| Material shown |
* START *
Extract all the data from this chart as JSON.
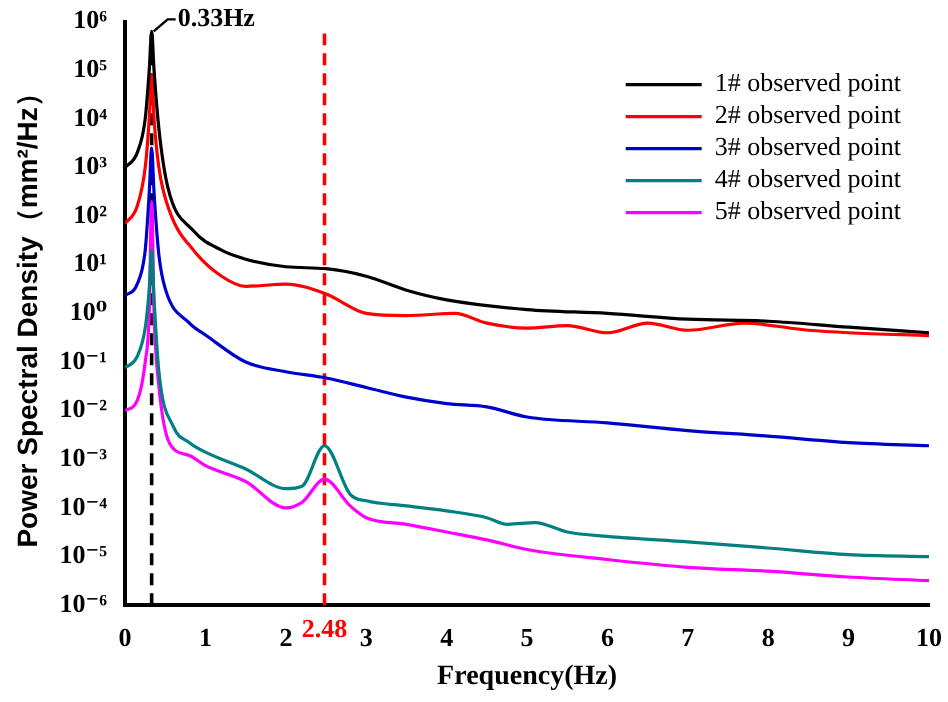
{
  "chart_data": {
    "type": "line",
    "xlabel": "Frequency(Hz)",
    "ylabel": "Power Spectral Density（mm²/Hz）",
    "log": "y",
    "grid": false,
    "legend": "top right",
    "marker": "none",
    "line_style": "solid",
    "xlim": [
      0,
      10
    ],
    "xticks": [
      0,
      1,
      2,
      3,
      4,
      5,
      6,
      7,
      8,
      9,
      10
    ],
    "ylim": [
      1e-06,
      1000000
    ],
    "yticks": [
      {
        "value": 1e-06,
        "label": "10⁻⁶"
      },
      {
        "value": 1e-05,
        "label": "10⁻⁵"
      },
      {
        "value": 0.0001,
        "label": "10⁻⁴"
      },
      {
        "value": 0.001,
        "label": "10⁻³"
      },
      {
        "value": 0.01,
        "label": "10⁻²"
      },
      {
        "value": 0.1,
        "label": "10⁻¹"
      },
      {
        "value": 1,
        "label": "10⁰"
      },
      {
        "value": 10,
        "label": "10¹"
      },
      {
        "value": 100,
        "label": "10²"
      },
      {
        "value": 1000,
        "label": "10³"
      },
      {
        "value": 10000,
        "label": "10⁴"
      },
      {
        "value": 100000,
        "label": "10⁵"
      },
      {
        "value": 1000000,
        "label": "10⁶"
      }
    ],
    "series": [
      {
        "name": "1# observed point",
        "color": "#000000",
        "x": [
          0,
          0.15,
          0.25,
          0.3,
          0.33,
          0.36,
          0.42,
          0.53,
          0.85,
          1.2,
          1.5,
          2,
          2.5,
          3,
          3.5,
          4,
          5,
          6,
          7,
          8,
          9,
          10
        ],
        "values": [
          1000,
          2000,
          10000,
          100000,
          630000,
          100000,
          6300,
          400,
          50,
          20,
          13,
          9.1,
          8.3,
          5.8,
          3.0,
          1.9,
          1.2,
          1,
          0.76,
          0.69,
          0.52,
          0.4
        ]
      },
      {
        "name": "2# observed point",
        "color": "#ff0000",
        "x": [
          0,
          0.15,
          0.25,
          0.3,
          0.33,
          0.36,
          0.42,
          0.55,
          0.85,
          1.2,
          1.5,
          2,
          2.5,
          3,
          3.5,
          4.1,
          4.5,
          5,
          5.5,
          6,
          6.5,
          7,
          7.7,
          8.5,
          9,
          10
        ],
        "values": [
          70,
          160,
          1000,
          10000,
          80000,
          10000,
          1000,
          130,
          20,
          5.8,
          3.6,
          4.0,
          2.5,
          1,
          0.9,
          1,
          0.63,
          0.5,
          0.56,
          0.4,
          0.63,
          0.45,
          0.63,
          0.45,
          0.4,
          0.35
        ]
      },
      {
        "name": "3# observed point",
        "color": "#0000cc",
        "x": [
          0,
          0.15,
          0.25,
          0.3,
          0.33,
          0.36,
          0.42,
          0.5,
          0.8,
          1,
          1.5,
          2,
          2.5,
          3,
          3.5,
          4,
          4.5,
          5,
          6,
          7,
          8,
          9,
          10
        ],
        "values": [
          2.3,
          4,
          20,
          300,
          2500,
          300,
          16,
          3.2,
          0.63,
          0.36,
          0.1,
          0.063,
          0.047,
          0.03,
          0.019,
          0.014,
          0.012,
          0.0074,
          0.0056,
          0.0039,
          0.003,
          0.0022,
          0.0019
        ]
      },
      {
        "name": "4# observed point",
        "color": "#008080",
        "x": [
          0,
          0.15,
          0.25,
          0.3,
          0.33,
          0.36,
          0.42,
          0.6,
          0.8,
          1,
          1.5,
          2,
          2.2,
          2.48,
          2.8,
          3,
          3.5,
          4,
          4.5,
          4.75,
          5.1,
          5.5,
          6,
          7,
          8,
          9,
          10
        ],
        "values": [
          0.076,
          0.13,
          0.5,
          3.2,
          20,
          2,
          0.063,
          0.0047,
          0.0022,
          0.0014,
          0.00063,
          0.00025,
          0.00028,
          0.0019,
          0.00019,
          0.00014,
          0.00011,
          8.7e-05,
          6.3e-05,
          4.6e-05,
          5e-05,
          3.2e-05,
          2.6e-05,
          2e-05,
          1.5e-05,
          1.1e-05,
          1e-05
        ]
      },
      {
        "name": "5# observed point",
        "color": "#ff00ff",
        "x": [
          0,
          0.15,
          0.25,
          0.3,
          0.33,
          0.36,
          0.42,
          0.55,
          0.8,
          1,
          1.5,
          2,
          2.2,
          2.48,
          2.8,
          3,
          3.5,
          4,
          4.5,
          5,
          6,
          7,
          8,
          9,
          10
        ],
        "values": [
          0.01,
          0.016,
          0.1,
          1,
          200,
          1,
          0.032,
          0.0022,
          0.0012,
          0.00074,
          0.00035,
          0.0001,
          0.00013,
          0.00039,
          0.00011,
          6.3e-05,
          4.6e-05,
          3.2e-05,
          2.2e-05,
          1.4e-05,
          8.7e-06,
          6e-06,
          5e-06,
          3.8e-06,
          3.2e-06
        ]
      }
    ],
    "ref_lines": [
      {
        "axis": "x",
        "value": 0.33,
        "color": "#000000",
        "line_style": "dashed"
      },
      {
        "axis": "x",
        "value": 2.48,
        "label": "2.48",
        "color": "#ff0000",
        "line_style": "dashed"
      }
    ],
    "annotations": [
      {
        "text": "0.33Hz",
        "x": 0.33,
        "y": 630000
      }
    ]
  }
}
* END *
Copy every line of the data word for word, omitting the images.

| Final result |
Extract all the data from this chart as JSON.
{
  "chart_data": {
    "type": "line",
    "xlabel": "Frequency(Hz)",
    "ylabel": "Power Spectral Density（mm²/Hz）",
    "log": "y",
    "grid": false,
    "legend": "top right",
    "marker": "none",
    "line_style": "solid",
    "xlim": [
      0,
      10
    ],
    "xticks": [
      0,
      1,
      2,
      3,
      4,
      5,
      6,
      7,
      8,
      9,
      10
    ],
    "ylim": [
      1e-06,
      1000000
    ],
    "yticks": [
      {
        "value": 1e-06,
        "label": "10⁻⁶"
      },
      {
        "value": 1e-05,
        "label": "10⁻⁵"
      },
      {
        "value": 0.0001,
        "label": "10⁻⁴"
      },
      {
        "value": 0.001,
        "label": "10⁻³"
      },
      {
        "value": 0.01,
        "label": "10⁻²"
      },
      {
        "value": 0.1,
        "label": "10⁻¹"
      },
      {
        "value": 1,
        "label": "10⁰"
      },
      {
        "value": 10,
        "label": "10¹"
      },
      {
        "value": 100,
        "label": "10²"
      },
      {
        "value": 1000,
        "label": "10³"
      },
      {
        "value": 10000,
        "label": "10⁴"
      },
      {
        "value": 100000,
        "label": "10⁵"
      },
      {
        "value": 1000000,
        "label": "10⁶"
      }
    ],
    "series": [
      {
        "name": "1# observed point",
        "color": "#000000",
        "x": [
          0,
          0.15,
          0.25,
          0.3,
          0.33,
          0.36,
          0.42,
          0.53,
          0.85,
          1.2,
          1.5,
          2,
          2.5,
          3,
          3.5,
          4,
          5,
          6,
          7,
          8,
          9,
          10
        ],
        "values": [
          1000,
          2000,
          10000,
          100000,
          630000,
          100000,
          6300,
          400,
          50,
          20,
          13,
          9.1,
          8.3,
          5.8,
          3.0,
          1.9,
          1.2,
          1,
          0.76,
          0.69,
          0.52,
          0.4
        ]
      },
      {
        "name": "2# observed point",
        "color": "#ff0000",
        "x": [
          0,
          0.15,
          0.25,
          0.3,
          0.33,
          0.36,
          0.42,
          0.55,
          0.85,
          1.2,
          1.5,
          2,
          2.5,
          3,
          3.5,
          4.1,
          4.5,
          5,
          5.5,
          6,
          6.5,
          7,
          7.7,
          8.5,
          9,
          10
        ],
        "values": [
          70,
          160,
          1000,
          10000,
          80000,
          10000,
          1000,
          130,
          20,
          5.8,
          3.6,
          4.0,
          2.5,
          1,
          0.9,
          1,
          0.63,
          0.5,
          0.56,
          0.4,
          0.63,
          0.45,
          0.63,
          0.45,
          0.4,
          0.35
        ]
      },
      {
        "name": "3# observed point",
        "color": "#0000cc",
        "x": [
          0,
          0.15,
          0.25,
          0.3,
          0.33,
          0.36,
          0.42,
          0.5,
          0.8,
          1,
          1.5,
          2,
          2.5,
          3,
          3.5,
          4,
          4.5,
          5,
          6,
          7,
          8,
          9,
          10
        ],
        "values": [
          2.3,
          4,
          20,
          300,
          2500,
          300,
          16,
          3.2,
          0.63,
          0.36,
          0.1,
          0.063,
          0.047,
          0.03,
          0.019,
          0.014,
          0.012,
          0.0074,
          0.0056,
          0.0039,
          0.003,
          0.0022,
          0.0019
        ]
      },
      {
        "name": "4# observed point",
        "color": "#008080",
        "x": [
          0,
          0.15,
          0.25,
          0.3,
          0.33,
          0.36,
          0.42,
          0.6,
          0.8,
          1,
          1.5,
          2,
          2.2,
          2.48,
          2.8,
          3,
          3.5,
          4,
          4.5,
          4.75,
          5.1,
          5.5,
          6,
          7,
          8,
          9,
          10
        ],
        "values": [
          0.076,
          0.13,
          0.5,
          3.2,
          20,
          2,
          0.063,
          0.0047,
          0.0022,
          0.0014,
          0.00063,
          0.00025,
          0.00028,
          0.0019,
          0.00019,
          0.00014,
          0.00011,
          8.7e-05,
          6.3e-05,
          4.6e-05,
          5e-05,
          3.2e-05,
          2.6e-05,
          2e-05,
          1.5e-05,
          1.1e-05,
          1e-05
        ]
      },
      {
        "name": "5# observed point",
        "color": "#ff00ff",
        "x": [
          0,
          0.15,
          0.25,
          0.3,
          0.33,
          0.36,
          0.42,
          0.55,
          0.8,
          1,
          1.5,
          2,
          2.2,
          2.48,
          2.8,
          3,
          3.5,
          4,
          4.5,
          5,
          6,
          7,
          8,
          9,
          10
        ],
        "values": [
          0.01,
          0.016,
          0.1,
          1,
          200,
          1,
          0.032,
          0.0022,
          0.0012,
          0.00074,
          0.00035,
          0.0001,
          0.00013,
          0.00039,
          0.00011,
          6.3e-05,
          4.6e-05,
          3.2e-05,
          2.2e-05,
          1.4e-05,
          8.7e-06,
          6e-06,
          5e-06,
          3.8e-06,
          3.2e-06
        ]
      }
    ],
    "ref_lines": [
      {
        "axis": "x",
        "value": 0.33,
        "color": "#000000",
        "line_style": "dashed"
      },
      {
        "axis": "x",
        "value": 2.48,
        "label": "2.48",
        "color": "#ff0000",
        "line_style": "dashed"
      }
    ],
    "annotations": [
      {
        "text": "0.33Hz",
        "x": 0.33,
        "y": 630000
      }
    ]
  }
}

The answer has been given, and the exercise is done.